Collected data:
━━━━━━━━━━━━━━━━

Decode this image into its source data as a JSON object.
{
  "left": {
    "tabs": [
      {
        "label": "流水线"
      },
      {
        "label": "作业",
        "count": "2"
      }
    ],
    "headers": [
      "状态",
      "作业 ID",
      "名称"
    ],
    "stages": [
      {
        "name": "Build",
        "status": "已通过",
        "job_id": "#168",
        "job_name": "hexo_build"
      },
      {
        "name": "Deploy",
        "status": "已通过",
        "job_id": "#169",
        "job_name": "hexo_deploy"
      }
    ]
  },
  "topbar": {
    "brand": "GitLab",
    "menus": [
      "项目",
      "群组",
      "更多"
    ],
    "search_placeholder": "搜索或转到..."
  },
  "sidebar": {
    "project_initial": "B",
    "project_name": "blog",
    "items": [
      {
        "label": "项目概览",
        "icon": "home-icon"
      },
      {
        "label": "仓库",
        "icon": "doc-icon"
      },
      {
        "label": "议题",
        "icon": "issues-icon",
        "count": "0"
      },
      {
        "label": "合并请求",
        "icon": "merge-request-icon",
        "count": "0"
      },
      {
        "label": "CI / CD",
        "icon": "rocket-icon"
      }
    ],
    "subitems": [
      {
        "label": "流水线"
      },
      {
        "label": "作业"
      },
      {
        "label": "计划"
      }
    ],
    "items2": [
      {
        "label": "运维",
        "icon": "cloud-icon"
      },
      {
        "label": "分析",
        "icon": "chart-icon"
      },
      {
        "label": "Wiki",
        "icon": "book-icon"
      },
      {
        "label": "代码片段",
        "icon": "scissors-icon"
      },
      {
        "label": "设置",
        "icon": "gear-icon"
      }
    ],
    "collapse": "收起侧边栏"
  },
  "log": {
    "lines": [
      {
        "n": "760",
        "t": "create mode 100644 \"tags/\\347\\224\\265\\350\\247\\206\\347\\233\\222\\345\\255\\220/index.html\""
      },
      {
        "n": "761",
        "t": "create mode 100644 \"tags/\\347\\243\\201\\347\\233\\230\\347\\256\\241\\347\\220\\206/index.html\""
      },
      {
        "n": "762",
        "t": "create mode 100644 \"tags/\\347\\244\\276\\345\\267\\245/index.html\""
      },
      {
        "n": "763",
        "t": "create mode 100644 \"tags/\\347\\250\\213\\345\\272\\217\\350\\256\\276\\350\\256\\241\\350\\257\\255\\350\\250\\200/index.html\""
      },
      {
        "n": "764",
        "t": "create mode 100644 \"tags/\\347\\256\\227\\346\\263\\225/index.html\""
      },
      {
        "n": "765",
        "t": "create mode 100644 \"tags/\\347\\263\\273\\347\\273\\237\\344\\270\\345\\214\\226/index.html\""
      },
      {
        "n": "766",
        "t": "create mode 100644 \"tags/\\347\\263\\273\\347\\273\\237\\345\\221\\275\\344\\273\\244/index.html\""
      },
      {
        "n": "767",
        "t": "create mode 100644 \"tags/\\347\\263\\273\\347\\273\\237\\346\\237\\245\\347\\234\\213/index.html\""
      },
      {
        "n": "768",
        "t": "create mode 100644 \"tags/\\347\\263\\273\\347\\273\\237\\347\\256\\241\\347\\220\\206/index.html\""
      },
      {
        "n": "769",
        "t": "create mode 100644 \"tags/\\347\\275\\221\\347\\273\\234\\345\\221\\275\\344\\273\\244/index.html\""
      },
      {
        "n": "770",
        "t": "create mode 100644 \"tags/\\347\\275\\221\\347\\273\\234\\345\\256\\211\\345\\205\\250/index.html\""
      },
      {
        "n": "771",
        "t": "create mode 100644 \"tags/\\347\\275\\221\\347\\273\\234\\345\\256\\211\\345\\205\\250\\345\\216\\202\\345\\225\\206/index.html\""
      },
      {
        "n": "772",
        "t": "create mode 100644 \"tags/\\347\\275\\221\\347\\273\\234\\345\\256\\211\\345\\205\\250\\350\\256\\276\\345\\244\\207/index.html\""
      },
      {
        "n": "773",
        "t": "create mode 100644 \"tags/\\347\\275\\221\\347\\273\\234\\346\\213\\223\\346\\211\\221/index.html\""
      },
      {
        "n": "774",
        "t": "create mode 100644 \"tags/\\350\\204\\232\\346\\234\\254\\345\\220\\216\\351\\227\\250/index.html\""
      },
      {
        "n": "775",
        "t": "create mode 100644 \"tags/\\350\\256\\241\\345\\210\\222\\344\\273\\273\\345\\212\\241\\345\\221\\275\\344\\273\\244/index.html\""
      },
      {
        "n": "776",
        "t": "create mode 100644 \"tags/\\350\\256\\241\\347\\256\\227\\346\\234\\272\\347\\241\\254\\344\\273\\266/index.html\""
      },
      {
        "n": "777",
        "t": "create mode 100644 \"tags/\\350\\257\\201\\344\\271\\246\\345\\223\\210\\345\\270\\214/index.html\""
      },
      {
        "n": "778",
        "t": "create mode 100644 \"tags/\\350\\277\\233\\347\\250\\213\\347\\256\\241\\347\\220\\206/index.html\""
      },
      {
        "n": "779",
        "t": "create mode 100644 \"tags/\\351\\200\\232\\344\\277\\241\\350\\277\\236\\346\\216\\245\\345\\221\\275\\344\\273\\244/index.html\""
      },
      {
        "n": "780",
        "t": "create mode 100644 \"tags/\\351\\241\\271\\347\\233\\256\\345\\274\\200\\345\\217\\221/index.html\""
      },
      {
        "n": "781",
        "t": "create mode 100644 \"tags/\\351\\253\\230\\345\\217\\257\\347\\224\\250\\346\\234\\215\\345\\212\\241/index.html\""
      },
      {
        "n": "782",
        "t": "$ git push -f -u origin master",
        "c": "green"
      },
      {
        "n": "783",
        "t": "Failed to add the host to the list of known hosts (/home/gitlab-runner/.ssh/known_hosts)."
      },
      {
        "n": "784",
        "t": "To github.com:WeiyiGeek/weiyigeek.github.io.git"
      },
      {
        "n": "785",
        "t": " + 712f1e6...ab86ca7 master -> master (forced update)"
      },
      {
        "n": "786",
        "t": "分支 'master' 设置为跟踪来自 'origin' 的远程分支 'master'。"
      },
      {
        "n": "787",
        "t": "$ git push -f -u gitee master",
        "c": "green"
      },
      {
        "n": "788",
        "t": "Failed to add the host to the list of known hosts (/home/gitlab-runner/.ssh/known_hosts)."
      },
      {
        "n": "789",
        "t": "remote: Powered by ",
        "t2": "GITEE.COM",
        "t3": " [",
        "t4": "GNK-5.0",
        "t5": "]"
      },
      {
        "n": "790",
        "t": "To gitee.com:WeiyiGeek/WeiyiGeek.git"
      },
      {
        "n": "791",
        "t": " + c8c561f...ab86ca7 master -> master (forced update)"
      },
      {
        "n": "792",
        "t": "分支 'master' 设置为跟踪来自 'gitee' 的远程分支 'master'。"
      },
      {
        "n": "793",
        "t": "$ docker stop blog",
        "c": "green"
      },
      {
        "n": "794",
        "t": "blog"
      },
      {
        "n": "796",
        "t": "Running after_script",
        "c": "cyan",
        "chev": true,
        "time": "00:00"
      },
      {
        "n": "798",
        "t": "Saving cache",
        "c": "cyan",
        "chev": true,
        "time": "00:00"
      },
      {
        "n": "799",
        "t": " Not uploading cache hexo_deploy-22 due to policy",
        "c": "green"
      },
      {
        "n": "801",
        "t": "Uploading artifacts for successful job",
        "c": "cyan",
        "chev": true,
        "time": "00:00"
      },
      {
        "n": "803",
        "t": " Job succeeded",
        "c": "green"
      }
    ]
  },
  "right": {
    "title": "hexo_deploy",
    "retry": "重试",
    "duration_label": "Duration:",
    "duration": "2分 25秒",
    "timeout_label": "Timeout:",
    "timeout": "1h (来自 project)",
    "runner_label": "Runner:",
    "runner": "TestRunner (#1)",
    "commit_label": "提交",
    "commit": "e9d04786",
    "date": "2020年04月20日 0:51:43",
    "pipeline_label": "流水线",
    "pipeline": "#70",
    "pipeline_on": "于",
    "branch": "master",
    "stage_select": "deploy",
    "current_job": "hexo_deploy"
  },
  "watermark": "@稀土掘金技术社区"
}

━━━━━━━━━━━━━━━━

**DO THIS:** Find the lines holding "push" and list every one.

**CORRECT RESPONSE:**
        "t": "$ git push -f -u origin master",
        "t": "$ git push -f -u gitee master",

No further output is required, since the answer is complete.